>> BEGIN Dataset entries

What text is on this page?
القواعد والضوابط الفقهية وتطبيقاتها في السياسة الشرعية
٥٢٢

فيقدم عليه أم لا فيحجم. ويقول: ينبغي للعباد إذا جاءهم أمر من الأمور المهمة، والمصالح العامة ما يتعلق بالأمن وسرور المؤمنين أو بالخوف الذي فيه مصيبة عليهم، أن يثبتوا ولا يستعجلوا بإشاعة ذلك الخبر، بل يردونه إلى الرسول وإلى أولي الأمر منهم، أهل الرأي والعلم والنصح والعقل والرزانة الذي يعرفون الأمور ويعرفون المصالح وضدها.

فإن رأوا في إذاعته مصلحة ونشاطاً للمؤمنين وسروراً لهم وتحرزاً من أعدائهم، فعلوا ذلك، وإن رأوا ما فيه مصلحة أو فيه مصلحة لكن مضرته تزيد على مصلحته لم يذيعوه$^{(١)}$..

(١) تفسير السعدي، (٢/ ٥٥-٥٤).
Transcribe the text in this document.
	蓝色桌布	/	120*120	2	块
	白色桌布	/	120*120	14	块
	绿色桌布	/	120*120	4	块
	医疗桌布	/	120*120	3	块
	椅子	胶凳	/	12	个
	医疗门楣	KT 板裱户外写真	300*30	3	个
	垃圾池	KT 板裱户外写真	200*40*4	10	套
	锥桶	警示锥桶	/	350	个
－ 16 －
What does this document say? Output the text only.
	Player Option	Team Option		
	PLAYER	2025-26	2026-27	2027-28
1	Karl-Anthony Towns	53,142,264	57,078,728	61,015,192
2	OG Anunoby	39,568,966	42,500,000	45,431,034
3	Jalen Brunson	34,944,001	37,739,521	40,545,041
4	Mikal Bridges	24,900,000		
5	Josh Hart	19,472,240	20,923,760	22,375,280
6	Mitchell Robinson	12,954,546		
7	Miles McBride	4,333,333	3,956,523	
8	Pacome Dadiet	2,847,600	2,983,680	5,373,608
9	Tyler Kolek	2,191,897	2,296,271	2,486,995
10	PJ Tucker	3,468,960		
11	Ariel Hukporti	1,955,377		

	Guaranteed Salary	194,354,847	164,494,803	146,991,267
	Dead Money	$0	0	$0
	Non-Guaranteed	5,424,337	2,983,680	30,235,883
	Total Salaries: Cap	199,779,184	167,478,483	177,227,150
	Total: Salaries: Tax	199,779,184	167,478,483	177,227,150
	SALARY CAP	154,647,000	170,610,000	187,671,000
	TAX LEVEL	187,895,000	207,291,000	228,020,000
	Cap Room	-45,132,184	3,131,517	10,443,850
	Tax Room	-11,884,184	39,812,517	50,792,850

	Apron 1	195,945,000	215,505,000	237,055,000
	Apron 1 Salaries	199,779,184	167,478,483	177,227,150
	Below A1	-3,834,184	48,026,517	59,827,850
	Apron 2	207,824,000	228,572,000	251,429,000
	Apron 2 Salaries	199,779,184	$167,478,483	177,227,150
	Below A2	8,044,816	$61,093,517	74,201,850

>> END Dataset entries

Say the number of lines in the records above that include the string "Guaranteed", and no more.

2